__What is required__. Pick out all lines of the entries that include the word "选项参数" and copy them.

__Material to process__.
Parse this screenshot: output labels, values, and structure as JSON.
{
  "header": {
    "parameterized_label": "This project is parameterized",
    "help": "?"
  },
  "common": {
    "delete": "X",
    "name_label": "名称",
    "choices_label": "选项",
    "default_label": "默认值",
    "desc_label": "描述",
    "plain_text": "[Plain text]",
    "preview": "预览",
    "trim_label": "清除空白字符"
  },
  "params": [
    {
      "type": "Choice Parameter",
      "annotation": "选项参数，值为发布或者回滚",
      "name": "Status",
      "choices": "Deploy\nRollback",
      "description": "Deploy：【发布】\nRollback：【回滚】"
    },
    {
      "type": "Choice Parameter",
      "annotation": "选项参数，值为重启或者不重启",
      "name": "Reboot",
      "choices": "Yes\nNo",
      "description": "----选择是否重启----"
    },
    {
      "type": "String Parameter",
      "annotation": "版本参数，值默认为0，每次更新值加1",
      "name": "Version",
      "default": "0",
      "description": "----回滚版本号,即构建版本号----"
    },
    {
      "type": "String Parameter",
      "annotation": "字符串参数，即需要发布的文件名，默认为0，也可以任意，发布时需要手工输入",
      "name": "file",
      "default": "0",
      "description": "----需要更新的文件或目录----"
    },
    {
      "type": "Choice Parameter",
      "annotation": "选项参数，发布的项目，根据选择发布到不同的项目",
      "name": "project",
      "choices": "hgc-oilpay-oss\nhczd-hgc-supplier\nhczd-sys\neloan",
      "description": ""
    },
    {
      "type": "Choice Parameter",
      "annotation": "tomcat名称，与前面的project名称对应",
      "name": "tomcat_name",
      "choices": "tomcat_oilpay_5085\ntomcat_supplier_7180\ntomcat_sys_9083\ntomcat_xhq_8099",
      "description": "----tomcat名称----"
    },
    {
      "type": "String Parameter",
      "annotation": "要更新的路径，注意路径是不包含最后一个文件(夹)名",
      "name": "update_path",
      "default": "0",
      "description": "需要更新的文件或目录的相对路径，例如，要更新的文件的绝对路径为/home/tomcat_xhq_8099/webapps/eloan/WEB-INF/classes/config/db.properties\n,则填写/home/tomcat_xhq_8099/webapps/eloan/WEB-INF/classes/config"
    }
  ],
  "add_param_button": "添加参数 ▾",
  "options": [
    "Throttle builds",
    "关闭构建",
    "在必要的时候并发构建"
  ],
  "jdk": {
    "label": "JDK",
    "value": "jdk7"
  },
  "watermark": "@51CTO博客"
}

__Result for this task__.
      "annotation": "选项参数，值为发布或者回滚",
      "annotation": "选项参数，值为重启或者不重启",
      "annotation": "选项参数，发布的项目，根据选择发布到不同的项目",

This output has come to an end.